*Stated exercise*.
Gather all lines from the material that contain "opening".

*Supplied data*.
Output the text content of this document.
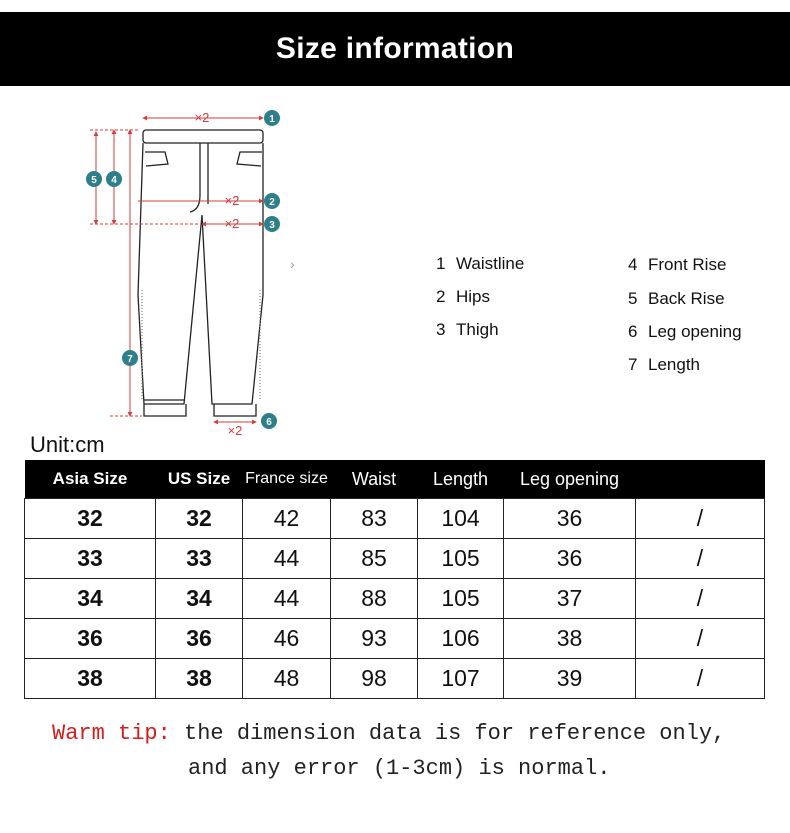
Size information
×2
×2
×2
×2
1
2
3
4
5
6
7
›	1 Waistline
2 Hips
3 Thigh
4 Front Rise
5 Back Rise
6 Leg opening
7 Length
Unit:cm
Asia Size	US Size	France size	Waist	Length	Leg opening	
32	32	42	83	104	36	/
33	33	44	85	105	36	/
34	34	44	88	105	37	/
36	36	46	93	106	38	/
38	38	48	98	107	39	/
Warm tip: the dimension data is for reference only,
and any error (1-3cm) is normal.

*Problem solution*.
6 Leg opening
Asia Size	US Size	France size	Waist	Length	Leg opening	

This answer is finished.